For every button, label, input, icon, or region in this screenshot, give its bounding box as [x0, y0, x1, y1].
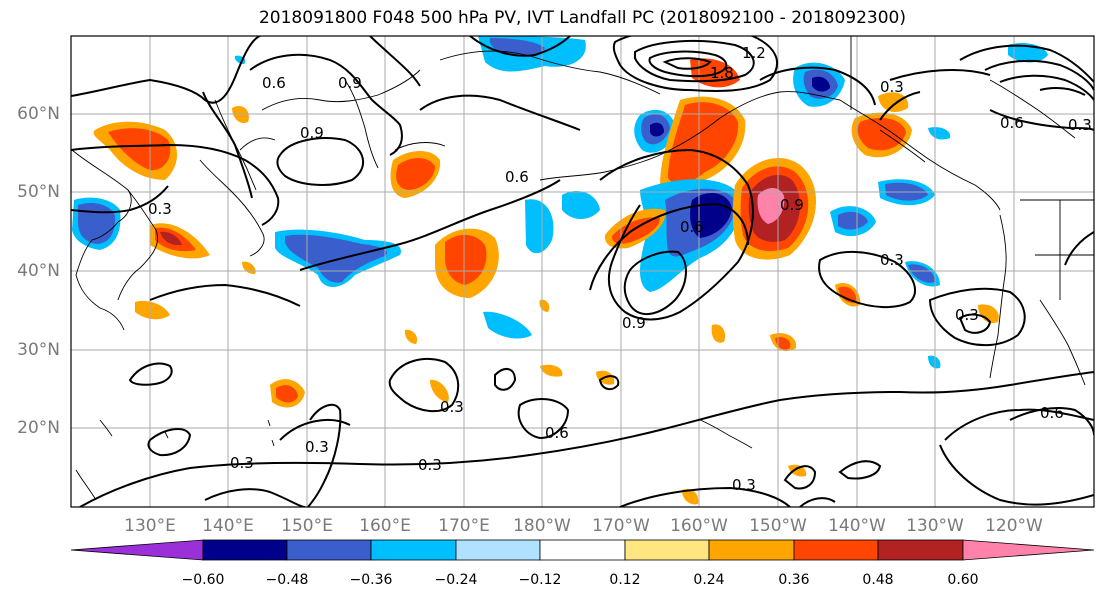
contour-label: 0.3: [440, 398, 464, 416]
colorbar-tick: 0.24: [693, 572, 725, 588]
lon-label: 150°E: [281, 516, 333, 536]
pv-shading: [72, 36, 1048, 505]
lon-label: 120°W: [985, 516, 1043, 536]
ivt-contours: [71, 36, 1094, 507]
lon-label: 160°E: [359, 516, 411, 536]
contour-label: 0.3: [305, 438, 329, 456]
contour-label: 0.3: [955, 306, 979, 324]
lon-label: 170°E: [438, 516, 490, 536]
colorbar-tick: −0.48: [265, 572, 309, 588]
colorbar-tick: −0.36: [349, 572, 393, 588]
lon-label: 140°E: [202, 516, 254, 536]
colorbar-tick: 0.60: [947, 572, 979, 588]
colorbar: [70, 539, 1095, 561]
contour-label: 0.6: [1000, 114, 1024, 132]
contour-label: 0.9: [300, 124, 324, 142]
lat-label: 40°N: [17, 261, 60, 281]
contour-label: 0.6: [505, 168, 529, 186]
colorbar-extend-low: [70, 539, 204, 561]
colorbar-tick: 0.12: [609, 572, 641, 588]
colorbar-tick: −0.24: [434, 572, 478, 588]
contour-label: 0.3: [880, 78, 904, 96]
contour-label: 1.8: [710, 64, 734, 82]
lon-label: 140°W: [828, 516, 886, 536]
colorbar-extend-high: [962, 539, 1095, 561]
contour-label: 0.6: [262, 74, 286, 92]
contour-label: 0.3: [230, 454, 254, 472]
contour-label: 0.3: [732, 476, 756, 494]
lat-label: 30°N: [17, 340, 60, 360]
lon-label: 160°W: [670, 516, 728, 536]
contour-label: 0.6: [545, 424, 569, 442]
map-title: 2018091800 F048 500 hPa PV, IVT Landfall…: [258, 8, 906, 28]
lon-label: 150°W: [749, 516, 807, 536]
contour-labels: 0.6 0.9 0.9 0.3 0.6 1.2 1.8 0.3 0.6 0.3 …: [148, 44, 1092, 494]
contour-label: 0.9: [780, 196, 804, 214]
lat-label: 60°N: [17, 104, 60, 124]
contour-label: 0.3: [418, 456, 442, 474]
contour-label: 0.9: [338, 74, 362, 92]
contour-label: 0.3: [880, 251, 904, 269]
lon-label: 130°E: [124, 516, 176, 536]
map-frame: [70, 35, 1095, 508]
contour-label: 0.9: [622, 314, 646, 332]
lon-label: 130°W: [906, 516, 964, 536]
lat-label: 20°N: [17, 418, 60, 438]
colorbar-tick: −0.12: [518, 572, 562, 588]
colorbar-tick: 0.48: [862, 572, 894, 588]
lat-label: 50°N: [17, 182, 60, 202]
contour-label: 0.3: [148, 200, 172, 218]
lon-label: 180°W: [513, 516, 571, 536]
contour-label: 0.6: [1040, 404, 1064, 422]
contour-label: 0.3: [1068, 116, 1092, 134]
colorbar-tick: 0.36: [778, 572, 810, 588]
lon-label: 170°W: [592, 516, 650, 536]
graticule: [71, 36, 1094, 507]
contour-label: 1.2: [742, 44, 766, 62]
colorbar-tick: −0.60: [181, 572, 225, 588]
contour-label: 0.6: [680, 218, 704, 236]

#####

* TASK BRIEF
Please identify every row above that contains the string "extend" and copy each of those rows in full. Case counts.

* EXPECTED OUTPUT
colorbar-extend-low: [70, 539, 204, 561]
colorbar-extend-high: [962, 539, 1095, 561]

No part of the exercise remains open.